# start of PROVIDED RECORDS
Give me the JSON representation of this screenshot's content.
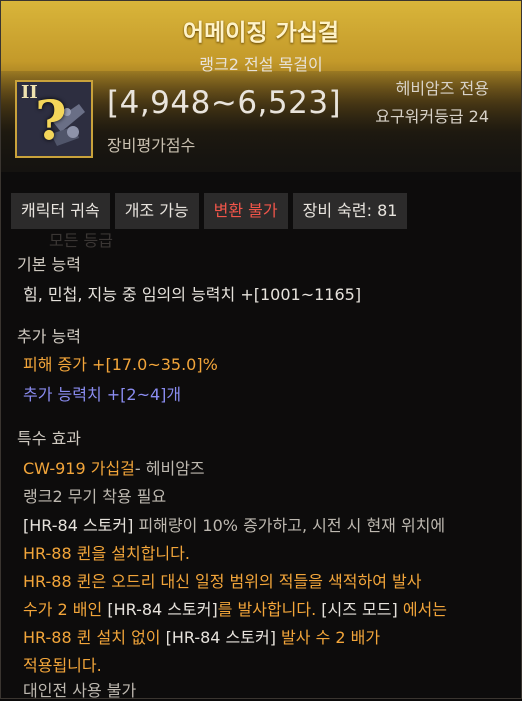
{
  "item": {
    "name": "어메이징 가십걸",
    "subtitle": "랭크2 전설 목걸이",
    "rank_icon_text": "II",
    "unknown_mark": "?",
    "score": "[4,948~6,523]",
    "score_label": "장비평가점수",
    "class_only": "헤비암즈 전용",
    "required_level": "요구워커등급 24"
  },
  "tags": [
    "캐릭터 귀속",
    "개조 가능",
    "변환 불가",
    "장비 숙련: 81"
  ],
  "basic_stats": {
    "title": "기본 능력",
    "line": "힘, 민첩, 지능 중 임의의 능력치 +[1001~1165]"
  },
  "additional_stats": {
    "title": "추가 능력",
    "damage_increase": "피해 증가  +[17.0~35.0]%",
    "extra_count": "추가 능력치 +[2~4]개"
  },
  "special_effect": {
    "title": "특수 효과",
    "set_item_name": "CW-919 가십걸",
    "set_item_suffix": "- 헤비암즈",
    "weapon_req": "랭크2 무기 착용 필요",
    "desc_1a": "[HR-84 스토커]",
    "desc_1b": " 피해량이 10% 증가하고, 시전 시 현재 위치에",
    "desc_2a": "HR-88 퀸",
    "desc_2b": "을 설치합니다.",
    "desc_3a": "HR-88 퀸",
    "desc_3b": "은 오드리 대신 일정 범위의 적들을 색적하여 발사",
    "desc_4a": "수가 2 배인 ",
    "desc_4b": "[HR-84 스토커]",
    "desc_4c": "를 발사합니다. ",
    "desc_4d": "[시즈 모드]",
    "desc_4e": " 에서는",
    "desc_5a": "HR-88 퀸",
    "desc_5b": " 설치 없이 ",
    "desc_5c": "[HR-84 스토커]",
    "desc_5d": " 발사 수 2 배가",
    "desc_6": "적용됩니다.",
    "pvp_note": "대인전 사용 불가"
  },
  "colors": {
    "header_gold": "#d9b53a",
    "orange": "#f2a53a",
    "blue": "#8a8cf0",
    "red": "#f0554a"
  }
}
# end of PROVIDED RECORDS
__WHAT THE EXERCISE ASKS__. Omit the pictures and restate the rest of the records verbatim.

__THE COMPLETED TASK__.
Give me the JSON representation of this screenshot's content.
{
  "item": {
    "name": "어메이징 가십걸",
    "subtitle": "랭크2 전설 목걸이",
    "rank_icon_text": "II",
    "unknown_mark": "?",
    "score": "[4,948~6,523]",
    "score_label": "장비평가점수",
    "class_only": "헤비암즈 전용",
    "required_level": "요구워커등급 24"
  },
  "tags": [
    "캐릭터 귀속",
    "개조 가능",
    "변환 불가",
    "장비 숙련: 81"
  ],
  "basic_stats": {
    "title": "기본 능력",
    "line": "힘, 민첩, 지능 중 임의의 능력치 +[1001~1165]"
  },
  "additional_stats": {
    "title": "추가 능력",
    "damage_increase": "피해 증가  +[17.0~35.0]%",
    "extra_count": "추가 능력치 +[2~4]개"
  },
  "special_effect": {
    "title": "특수 효과",
    "set_item_name": "CW-919 가십걸",
    "set_item_suffix": "- 헤비암즈",
    "weapon_req": "랭크2 무기 착용 필요",
    "desc_1a": "[HR-84 스토커]",
    "desc_1b": " 피해량이 10% 증가하고, 시전 시 현재 위치에",
    "desc_2a": "HR-88 퀸",
    "desc_2b": "을 설치합니다.",
    "desc_3a": "HR-88 퀸",
    "desc_3b": "은 오드리 대신 일정 범위의 적들을 색적하여 발사",
    "desc_4a": "수가 2 배인 ",
    "desc_4b": "[HR-84 스토커]",
    "desc_4c": "를 발사합니다. ",
    "desc_4d": "[시즈 모드]",
    "desc_4e": " 에서는",
    "desc_5a": "HR-88 퀸",
    "desc_5b": " 설치 없이 ",
    "desc_5c": "[HR-84 스토커]",
    "desc_5d": " 발사 수 2 배가",
    "desc_6": "적용됩니다.",
    "pvp_note": "대인전 사용 불가"
  },
  "colors": {
    "header_gold": "#d9b53a",
    "orange": "#f2a53a",
    "blue": "#8a8cf0",
    "red": "#f0554a"
  }
}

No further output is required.